> Set task: Your copy of the material must match it exactly, except that pictures are dropped.

-- Start of Listed entries --

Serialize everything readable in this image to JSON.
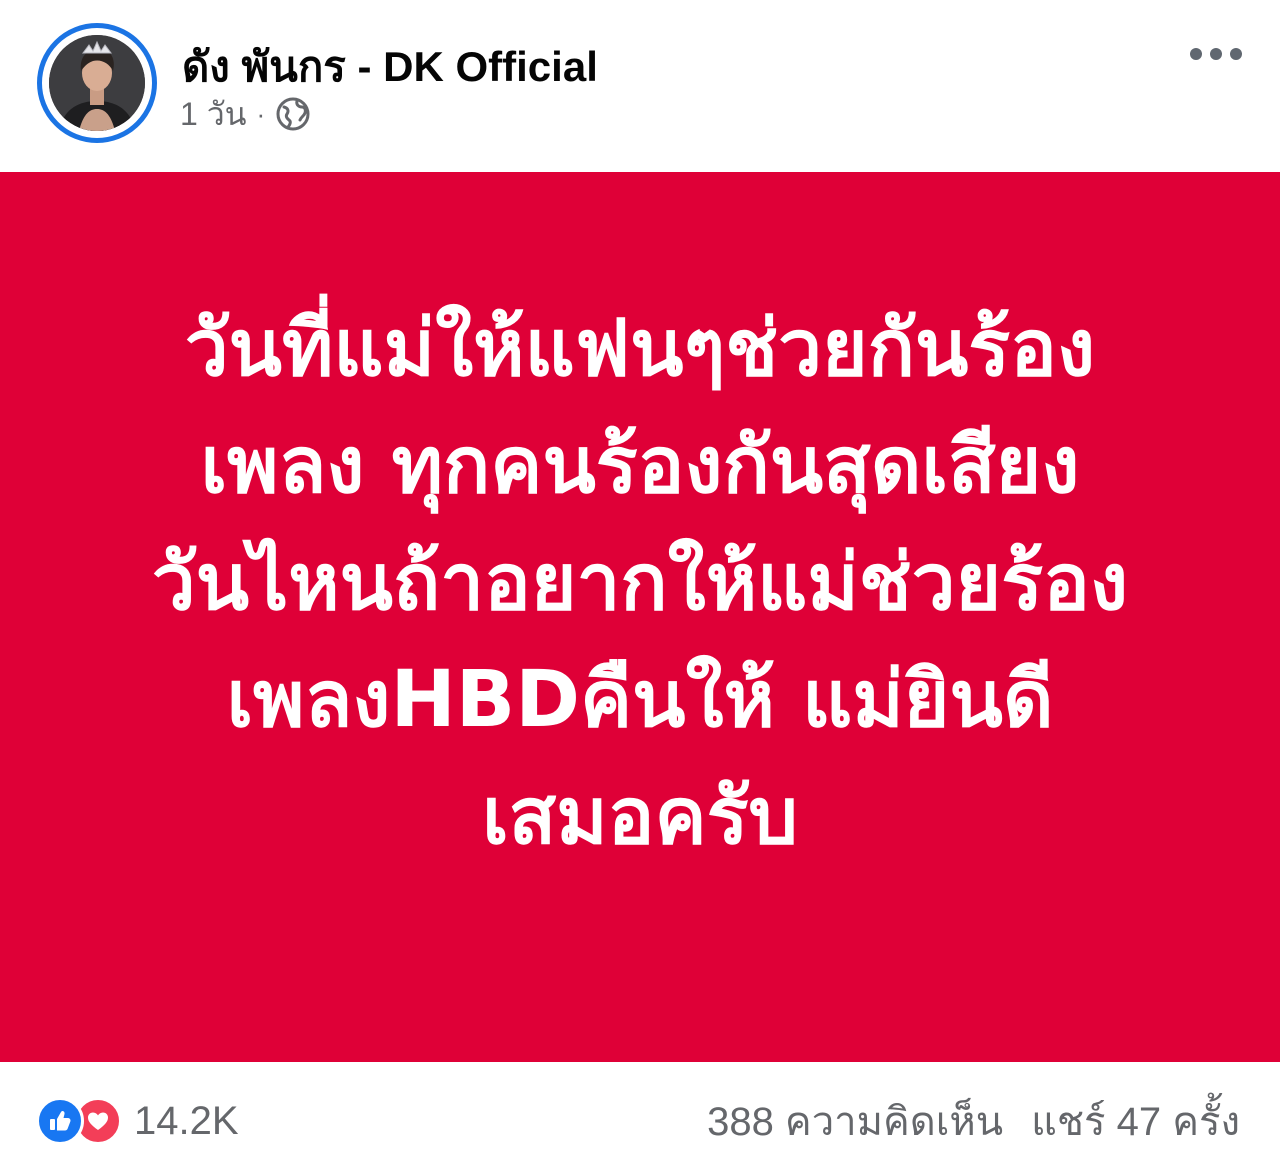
{
  "post": {
    "author": "ดัง พันกร - DK Official",
    "time": "1 วัน",
    "separator": "·",
    "privacy_icon": "globe-icon",
    "more_icon": "more-horizontal-icon"
  },
  "card": {
    "background": "#df0037",
    "text_color": "#ffffff",
    "lines": [
      "วันที่แม่ให้แฟนๆช่วยกันร้อง",
      "เพลง ทุกคนร้องกันสุดเสียง",
      "วันไหนถ้าอยากให้แม่ช่วยร้อง",
      "เพลงHBDคืนให้ แม่ยินดี",
      "เสมอครับ"
    ]
  },
  "footer": {
    "reaction_icons": [
      "like-icon",
      "love-icon"
    ],
    "reaction_count": "14.2K",
    "comments": "388 ความคิดเห็น",
    "shares": "แชร์ 47 ครั้ง"
  },
  "colors": {
    "accent": "#1b74e4",
    "like": "#1877f2",
    "love": "#f33e58",
    "muted_text": "#65676b"
  }
}
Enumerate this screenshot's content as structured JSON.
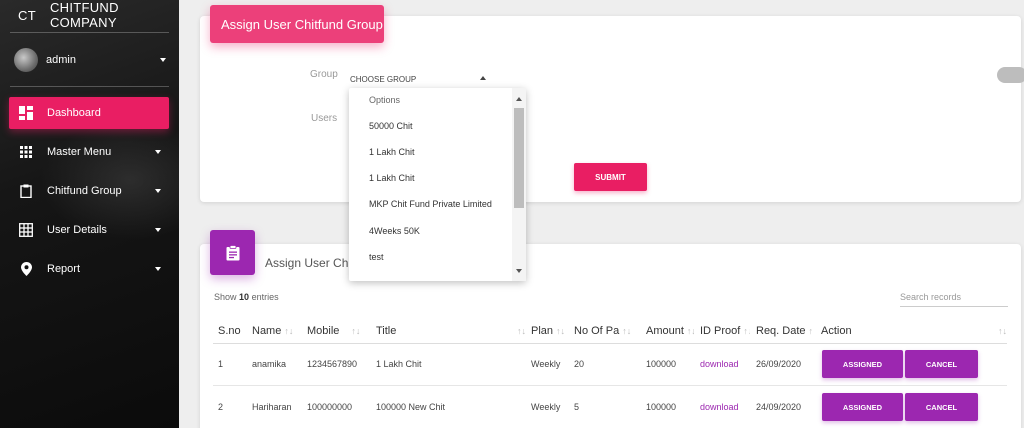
{
  "sidebar": {
    "logo": "CT",
    "company": "CHITFUND COMPANY",
    "user": "admin",
    "items": [
      {
        "label": "Dashboard"
      },
      {
        "label": "Master Menu"
      },
      {
        "label": "Chitfund Group"
      },
      {
        "label": "User Details"
      },
      {
        "label": "Report"
      }
    ]
  },
  "assign_form": {
    "title": "Assign User Chitfund Group",
    "group_label": "Group",
    "group_value": "CHOOSE GROUP",
    "users_label": "Users",
    "submit_label": "SUBMIT"
  },
  "dropdown": {
    "options": [
      "Options",
      "50000 Chit",
      "1 Lakh Chit",
      "1 Lakh Chit",
      "MKP Chit Fund Private Limited",
      "4Weeks 50K",
      "test"
    ]
  },
  "list_card": {
    "title": "Assign User Chitfund Group",
    "show_prefix": "Show",
    "show_count": "10",
    "show_suffix": "entries",
    "search_placeholder": "Search records"
  },
  "table": {
    "headers": [
      "S.no",
      "Name",
      "Mobile",
      "Title",
      "Plan",
      "No Of Pa",
      "Amount",
      "ID Proof",
      "Req. Date",
      "Action"
    ],
    "rows": [
      {
        "sno": "1",
        "name": "anamika",
        "mobile": "1234567890",
        "title": "1 Lakh Chit",
        "plan": "Weekly",
        "no": "20",
        "amount": "100000",
        "proof": "download",
        "date": "26/09/2020",
        "assign": "ASSIGNED",
        "cancel": "CANCEL"
      },
      {
        "sno": "2",
        "name": "Hariharan",
        "mobile": "100000000",
        "title": "100000 New Chit",
        "plan": "Weekly",
        "no": "5",
        "amount": "100000",
        "proof": "download",
        "date": "24/09/2020",
        "assign": "ASSIGNED",
        "cancel": "CANCEL"
      }
    ]
  },
  "colors": {
    "primary": "#e91e63",
    "accent": "#9c27b0"
  }
}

-- End of Listed entries --

> Result for this exercise:
Serialize everything readable in this image to JSON.
{
  "post": {
    "author": "ดัง พันกร - DK Official",
    "time": "1 วัน",
    "separator": "·",
    "privacy_icon": "globe-icon",
    "more_icon": "more-horizontal-icon"
  },
  "card": {
    "background": "#df0037",
    "text_color": "#ffffff",
    "lines": [
      "วันที่แม่ให้แฟนๆช่วยกันร้อง",
      "เพลง ทุกคนร้องกันสุดเสียง",
      "วันไหนถ้าอยากให้แม่ช่วยร้อง",
      "เพลงHBDคืนให้ แม่ยินดี",
      "เสมอครับ"
    ]
  },
  "footer": {
    "reaction_icons": [
      "like-icon",
      "love-icon"
    ],
    "reaction_count": "14.2K",
    "comments": "388 ความคิดเห็น",
    "shares": "แชร์ 47 ครั้ง"
  },
  "colors": {
    "accent": "#1b74e4",
    "like": "#1877f2",
    "love": "#f33e58",
    "muted_text": "#65676b"
  }
}
Enumerate this screenshot's content as structured JSON.
{
  "sidebar": {
    "logo": "CT",
    "company": "CHITFUND COMPANY",
    "user": "admin",
    "items": [
      {
        "label": "Dashboard"
      },
      {
        "label": "Master Menu"
      },
      {
        "label": "Chitfund Group"
      },
      {
        "label": "User Details"
      },
      {
        "label": "Report"
      }
    ]
  },
  "assign_form": {
    "title": "Assign User Chitfund Group",
    "group_label": "Group",
    "group_value": "CHOOSE GROUP",
    "users_label": "Users",
    "submit_label": "SUBMIT"
  },
  "dropdown": {
    "options": [
      "Options",
      "50000 Chit",
      "1 Lakh Chit",
      "1 Lakh Chit",
      "MKP Chit Fund Private Limited",
      "4Weeks 50K",
      "test"
    ]
  },
  "list_card": {
    "title": "Assign User Chitfund Group",
    "show_prefix": "Show",
    "show_count": "10",
    "show_suffix": "entries",
    "search_placeholder": "Search records"
  },
  "table": {
    "headers": [
      "S.no",
      "Name",
      "Mobile",
      "Title",
      "Plan",
      "No Of Pa",
      "Amount",
      "ID Proof",
      "Req. Date",
      "Action"
    ],
    "rows": [
      {
        "sno": "1",
        "name": "anamika",
        "mobile": "1234567890",
        "title": "1 Lakh Chit",
        "plan": "Weekly",
        "no": "20",
        "amount": "100000",
        "proof": "download",
        "date": "26/09/2020",
        "assign": "ASSIGNED",
        "cancel": "CANCEL"
      },
      {
        "sno": "2",
        "name": "Hariharan",
        "mobile": "100000000",
        "title": "100000 New Chit",
        "plan": "Weekly",
        "no": "5",
        "amount": "100000",
        "proof": "download",
        "date": "24/09/2020",
        "assign": "ASSIGNED",
        "cancel": "CANCEL"
      }
    ]
  },
  "colors": {
    "primary": "#e91e63",
    "accent": "#9c27b0"
  }
}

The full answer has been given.